Records for the exercise »
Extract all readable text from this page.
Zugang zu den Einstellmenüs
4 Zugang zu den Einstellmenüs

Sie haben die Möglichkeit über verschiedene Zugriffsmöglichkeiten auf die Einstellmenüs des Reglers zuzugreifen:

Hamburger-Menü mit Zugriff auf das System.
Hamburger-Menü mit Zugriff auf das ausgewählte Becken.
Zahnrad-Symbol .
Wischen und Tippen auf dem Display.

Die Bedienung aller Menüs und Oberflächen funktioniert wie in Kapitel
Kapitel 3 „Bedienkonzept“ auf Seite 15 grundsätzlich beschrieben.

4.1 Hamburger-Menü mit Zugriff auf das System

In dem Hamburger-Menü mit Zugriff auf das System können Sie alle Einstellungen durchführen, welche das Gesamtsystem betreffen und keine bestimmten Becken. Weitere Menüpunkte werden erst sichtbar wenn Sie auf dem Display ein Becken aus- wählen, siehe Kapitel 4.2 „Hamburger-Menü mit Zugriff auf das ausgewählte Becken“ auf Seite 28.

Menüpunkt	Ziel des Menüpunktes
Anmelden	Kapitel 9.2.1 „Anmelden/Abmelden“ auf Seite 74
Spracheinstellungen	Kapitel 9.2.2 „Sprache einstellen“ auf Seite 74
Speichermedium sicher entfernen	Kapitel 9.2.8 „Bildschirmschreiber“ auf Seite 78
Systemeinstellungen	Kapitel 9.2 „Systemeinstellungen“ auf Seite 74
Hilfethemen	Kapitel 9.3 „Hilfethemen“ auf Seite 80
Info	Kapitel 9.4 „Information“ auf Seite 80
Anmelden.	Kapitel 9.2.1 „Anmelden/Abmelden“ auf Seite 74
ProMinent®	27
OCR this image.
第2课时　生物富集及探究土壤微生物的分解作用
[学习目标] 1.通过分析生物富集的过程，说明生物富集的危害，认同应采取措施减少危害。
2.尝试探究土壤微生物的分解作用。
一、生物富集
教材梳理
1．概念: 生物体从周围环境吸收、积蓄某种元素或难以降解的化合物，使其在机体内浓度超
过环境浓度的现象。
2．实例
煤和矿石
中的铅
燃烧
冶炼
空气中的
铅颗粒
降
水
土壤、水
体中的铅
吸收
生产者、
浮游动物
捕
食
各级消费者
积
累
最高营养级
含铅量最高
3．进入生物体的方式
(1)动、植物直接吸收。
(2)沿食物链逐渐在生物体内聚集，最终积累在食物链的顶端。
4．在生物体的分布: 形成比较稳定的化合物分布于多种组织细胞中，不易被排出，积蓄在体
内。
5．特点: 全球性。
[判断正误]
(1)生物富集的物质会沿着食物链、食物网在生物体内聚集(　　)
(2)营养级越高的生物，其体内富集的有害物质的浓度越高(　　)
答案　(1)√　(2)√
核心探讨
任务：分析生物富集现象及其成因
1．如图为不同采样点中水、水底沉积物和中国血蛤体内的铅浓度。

What is required » Please give back all of the records exactly as written.

Result of this task »
Extract all readable text from this page.
Zugang zu den Einstellmenüs
4 Zugang zu den Einstellmenüs

Sie haben die Möglichkeit über verschiedene Zugriffsmöglichkeiten auf die Einstellmenüs des Reglers zuzugreifen:

Hamburger-Menü mit Zugriff auf das System.
Hamburger-Menü mit Zugriff auf das ausgewählte Becken.
Zahnrad-Symbol .
Wischen und Tippen auf dem Display.

Die Bedienung aller Menüs und Oberflächen funktioniert wie in Kapitel
Kapitel 3 „Bedienkonzept“ auf Seite 15 grundsätzlich beschrieben.

4.1 Hamburger-Menü mit Zugriff auf das System

In dem Hamburger-Menü mit Zugriff auf das System können Sie alle Einstellungen durchführen, welche das Gesamtsystem betreffen und keine bestimmten Becken. Weitere Menüpunkte werden erst sichtbar wenn Sie auf dem Display ein Becken aus- wählen, siehe Kapitel 4.2 „Hamburger-Menü mit Zugriff auf das ausgewählte Becken“ auf Seite 28.

Menüpunkt	Ziel des Menüpunktes
Anmelden	Kapitel 9.2.1 „Anmelden/Abmelden“ auf Seite 74
Spracheinstellungen	Kapitel 9.2.2 „Sprache einstellen“ auf Seite 74
Speichermedium sicher entfernen	Kapitel 9.2.8 „Bildschirmschreiber“ auf Seite 78
Systemeinstellungen	Kapitel 9.2 „Systemeinstellungen“ auf Seite 74
Hilfethemen	Kapitel 9.3 „Hilfethemen“ auf Seite 80
Info	Kapitel 9.4 „Information“ auf Seite 80
Anmelden.	Kapitel 9.2.1 „Anmelden/Abmelden“ auf Seite 74
ProMinent®	27
OCR this image.
第2课时　生物富集及探究土壤微生物的分解作用
[学习目标] 1.通过分析生物富集的过程，说明生物富集的危害，认同应采取措施减少危害。
2.尝试探究土壤微生物的分解作用。
一、生物富集
教材梳理
1．概念: 生物体从周围环境吸收、积蓄某种元素或难以降解的化合物，使其在机体内浓度超
过环境浓度的现象。
2．实例
煤和矿石
中的铅
燃烧
冶炼
空气中的
铅颗粒
降
水
土壤、水
体中的铅
吸收
生产者、
浮游动物
捕
食
各级消费者
积
累
最高营养级
含铅量最高
3．进入生物体的方式
(1)动、植物直接吸收。
(2)沿食物链逐渐在生物体内聚集，最终积累在食物链的顶端。
4．在生物体的分布: 形成比较稳定的化合物分布于多种组织细胞中，不易被排出，积蓄在体
内。
5．特点: 全球性。
[判断正误]
(1)生物富集的物质会沿着食物链、食物网在生物体内聚集(　　)
(2)营养级越高的生物，其体内富集的有害物质的浓度越高(　　)
答案　(1)√　(2)√
核心探讨
任务：分析生物富集现象及其成因
1．如图为不同采样点中水、水底沉积物和中国血蛤体内的铅浓度。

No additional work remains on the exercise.